### PROVIDED RECORDS
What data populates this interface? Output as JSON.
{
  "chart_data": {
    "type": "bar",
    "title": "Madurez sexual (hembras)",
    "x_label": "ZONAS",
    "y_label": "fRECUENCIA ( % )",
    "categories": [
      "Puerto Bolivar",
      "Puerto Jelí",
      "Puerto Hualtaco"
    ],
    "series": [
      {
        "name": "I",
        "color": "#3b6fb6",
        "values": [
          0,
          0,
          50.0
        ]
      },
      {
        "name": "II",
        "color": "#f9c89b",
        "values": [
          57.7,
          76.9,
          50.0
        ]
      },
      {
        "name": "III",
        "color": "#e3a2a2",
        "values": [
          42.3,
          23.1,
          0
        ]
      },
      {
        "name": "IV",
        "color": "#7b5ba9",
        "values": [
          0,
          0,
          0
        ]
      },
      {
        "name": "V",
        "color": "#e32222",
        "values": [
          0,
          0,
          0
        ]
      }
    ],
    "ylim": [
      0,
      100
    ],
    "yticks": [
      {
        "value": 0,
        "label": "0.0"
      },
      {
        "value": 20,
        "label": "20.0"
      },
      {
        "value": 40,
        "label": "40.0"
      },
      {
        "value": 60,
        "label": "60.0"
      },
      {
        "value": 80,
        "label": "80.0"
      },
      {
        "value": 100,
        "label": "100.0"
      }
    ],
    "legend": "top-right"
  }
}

### SHORT PROBLEM
Extract all the material, leaving every line as it is.

### ANSWER TO THIS EXERCISE
What data populates this interface? Output as JSON.
{
  "chart_data": {
    "type": "bar",
    "title": "Madurez sexual (hembras)",
    "x_label": "ZONAS",
    "y_label": "fRECUENCIA ( % )",
    "categories": [
      "Puerto Bolivar",
      "Puerto Jelí",
      "Puerto Hualtaco"
    ],
    "series": [
      {
        "name": "I",
        "color": "#3b6fb6",
        "values": [
          0,
          0,
          50.0
        ]
      },
      {
        "name": "II",
        "color": "#f9c89b",
        "values": [
          57.7,
          76.9,
          50.0
        ]
      },
      {
        "name": "III",
        "color": "#e3a2a2",
        "values": [
          42.3,
          23.1,
          0
        ]
      },
      {
        "name": "IV",
        "color": "#7b5ba9",
        "values": [
          0,
          0,
          0
        ]
      },
      {
        "name": "V",
        "color": "#e32222",
        "values": [
          0,
          0,
          0
        ]
      }
    ],
    "ylim": [
      0,
      100
    ],
    "yticks": [
      {
        "value": 0,
        "label": "0.0"
      },
      {
        "value": 20,
        "label": "20.0"
      },
      {
        "value": 40,
        "label": "40.0"
      },
      {
        "value": 60,
        "label": "60.0"
      },
      {
        "value": 80,
        "label": "80.0"
      },
      {
        "value": 100,
        "label": "100.0"
      }
    ],
    "legend": "top-right"
  }
}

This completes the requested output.